━━━ Textauszug

Er freute sich einst über 9/11


Adam Deen – hier bei einem Auftritt vor der Oxford Union – hiess früher anders. Dann schwor er dem radikalen Islam ab. Bild: watson.ch
Adam Deen war Islamist und freute sich über 9/11. Dann wurde ihm klar: Etwas stimmt nicht mit uns. Heute klärt er über die Gefahren des radikalen Islams auf – auch in Zürich.

Von Daniel Fuchs|Aargauer Zeitung/Watson

11. September 2002: Ein Jahr ist seit den Terroranschlägen in den USA vergangen. In London wollen ein paar junge Männer den Jahrestag feiern. Keine Gedenkfeier soll es sein, nein, die Tat der 9/11-Attentäter wollen sie bejubeln. So, wie sie das nach dem Einsturz der Zwillingstürme ein Jahr zuvor auch schon getan haben.

━━━━━━
━━━ Vorliegende Einträge

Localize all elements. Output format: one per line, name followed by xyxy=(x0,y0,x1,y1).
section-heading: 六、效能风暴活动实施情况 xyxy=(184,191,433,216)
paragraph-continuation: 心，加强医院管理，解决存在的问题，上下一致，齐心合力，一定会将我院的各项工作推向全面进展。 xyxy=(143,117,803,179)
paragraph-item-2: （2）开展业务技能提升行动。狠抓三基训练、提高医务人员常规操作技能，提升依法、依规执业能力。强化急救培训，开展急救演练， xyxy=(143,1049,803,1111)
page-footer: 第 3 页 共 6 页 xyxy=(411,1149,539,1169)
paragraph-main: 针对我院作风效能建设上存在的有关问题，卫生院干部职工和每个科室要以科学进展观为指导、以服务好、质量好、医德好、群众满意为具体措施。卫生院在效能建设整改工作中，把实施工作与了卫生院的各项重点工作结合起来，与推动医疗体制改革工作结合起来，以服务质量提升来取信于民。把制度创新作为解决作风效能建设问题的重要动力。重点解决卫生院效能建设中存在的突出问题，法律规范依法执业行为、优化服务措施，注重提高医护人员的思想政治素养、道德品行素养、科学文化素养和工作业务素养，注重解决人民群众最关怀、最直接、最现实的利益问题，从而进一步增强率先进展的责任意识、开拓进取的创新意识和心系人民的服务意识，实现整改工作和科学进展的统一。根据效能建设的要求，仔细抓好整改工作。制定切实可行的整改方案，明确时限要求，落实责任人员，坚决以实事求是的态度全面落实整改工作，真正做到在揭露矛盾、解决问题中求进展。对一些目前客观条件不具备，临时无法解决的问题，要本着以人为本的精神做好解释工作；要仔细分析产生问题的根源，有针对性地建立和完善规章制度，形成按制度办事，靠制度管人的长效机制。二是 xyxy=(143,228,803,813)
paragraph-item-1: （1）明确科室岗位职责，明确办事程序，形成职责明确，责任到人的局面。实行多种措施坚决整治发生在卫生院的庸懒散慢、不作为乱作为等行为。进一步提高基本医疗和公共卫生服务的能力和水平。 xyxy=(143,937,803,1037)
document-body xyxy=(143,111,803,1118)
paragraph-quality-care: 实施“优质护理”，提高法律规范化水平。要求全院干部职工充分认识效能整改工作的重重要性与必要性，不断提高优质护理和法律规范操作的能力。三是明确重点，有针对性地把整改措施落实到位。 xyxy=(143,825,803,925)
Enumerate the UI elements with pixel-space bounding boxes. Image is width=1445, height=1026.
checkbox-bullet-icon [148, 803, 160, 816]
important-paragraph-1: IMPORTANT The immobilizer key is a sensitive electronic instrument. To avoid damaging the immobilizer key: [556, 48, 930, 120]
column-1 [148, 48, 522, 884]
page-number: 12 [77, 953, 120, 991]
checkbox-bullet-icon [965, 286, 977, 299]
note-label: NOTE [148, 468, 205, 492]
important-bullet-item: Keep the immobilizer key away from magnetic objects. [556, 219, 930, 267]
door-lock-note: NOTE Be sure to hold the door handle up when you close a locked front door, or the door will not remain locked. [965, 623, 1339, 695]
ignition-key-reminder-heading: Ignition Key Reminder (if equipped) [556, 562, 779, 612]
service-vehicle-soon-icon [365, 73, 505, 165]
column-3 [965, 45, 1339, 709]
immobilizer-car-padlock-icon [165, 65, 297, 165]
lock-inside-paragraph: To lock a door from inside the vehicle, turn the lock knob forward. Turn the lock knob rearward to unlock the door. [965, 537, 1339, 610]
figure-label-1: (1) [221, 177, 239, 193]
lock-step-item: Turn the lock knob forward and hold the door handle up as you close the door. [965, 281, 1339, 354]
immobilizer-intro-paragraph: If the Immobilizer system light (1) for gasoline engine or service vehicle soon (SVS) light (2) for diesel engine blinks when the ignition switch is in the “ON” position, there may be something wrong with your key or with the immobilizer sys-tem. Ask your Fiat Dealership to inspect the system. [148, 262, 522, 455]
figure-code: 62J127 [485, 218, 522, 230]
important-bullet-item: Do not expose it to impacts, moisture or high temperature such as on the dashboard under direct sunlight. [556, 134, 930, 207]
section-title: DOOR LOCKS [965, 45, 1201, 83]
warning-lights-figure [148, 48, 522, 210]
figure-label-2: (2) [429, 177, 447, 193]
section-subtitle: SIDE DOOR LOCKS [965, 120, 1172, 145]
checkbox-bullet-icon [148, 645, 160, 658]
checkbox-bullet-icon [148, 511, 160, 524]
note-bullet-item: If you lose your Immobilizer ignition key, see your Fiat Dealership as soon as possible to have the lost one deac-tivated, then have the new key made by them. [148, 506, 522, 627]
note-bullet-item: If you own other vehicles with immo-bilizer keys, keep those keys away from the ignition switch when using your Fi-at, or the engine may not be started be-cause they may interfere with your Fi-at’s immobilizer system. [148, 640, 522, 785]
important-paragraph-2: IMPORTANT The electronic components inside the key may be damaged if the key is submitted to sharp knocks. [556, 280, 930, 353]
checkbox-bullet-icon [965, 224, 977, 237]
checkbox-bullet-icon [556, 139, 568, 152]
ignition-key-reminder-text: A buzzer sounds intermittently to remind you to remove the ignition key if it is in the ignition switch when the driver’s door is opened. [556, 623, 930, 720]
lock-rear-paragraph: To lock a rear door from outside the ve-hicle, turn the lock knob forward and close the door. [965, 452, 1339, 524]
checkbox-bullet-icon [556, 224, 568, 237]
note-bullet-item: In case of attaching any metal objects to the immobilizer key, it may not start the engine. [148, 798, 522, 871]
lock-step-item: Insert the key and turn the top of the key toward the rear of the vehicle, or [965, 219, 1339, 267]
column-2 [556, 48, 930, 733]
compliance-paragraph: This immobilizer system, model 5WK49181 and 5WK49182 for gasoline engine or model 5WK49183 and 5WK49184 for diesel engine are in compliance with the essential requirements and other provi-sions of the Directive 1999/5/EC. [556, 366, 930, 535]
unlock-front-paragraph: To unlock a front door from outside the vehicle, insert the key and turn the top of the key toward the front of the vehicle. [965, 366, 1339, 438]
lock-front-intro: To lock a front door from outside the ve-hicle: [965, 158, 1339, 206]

━━━━━━

> _Die Aufgabe_: Bitte setze den Textauszug über Adam Deen nach seinem letzten Satz fort.

> _Ergebnis_:
Hakan Cerrah ist einer der jungen Männer. An diesem Tag fühlt er sich komisch. Schon als einer der Freunde ein Poster mit der Aufschrift «The magnificent 19» ausrollt. «Die glorreichen 19» – das Poster erinnert an die 19 Terroristen, welche die Flugzeuge in das World Trade Center und ins Pentagon flogen. Hakan ist angewidert. Trotzdem geht er mit seinen extremistischen Freunden mit. Wie er so oft mitgegangen ist: Um Koranverse zu rezitieren, zu den Hasspredigten. Zu den Treffen der Islamisten-Organisation al-Muhajiroun.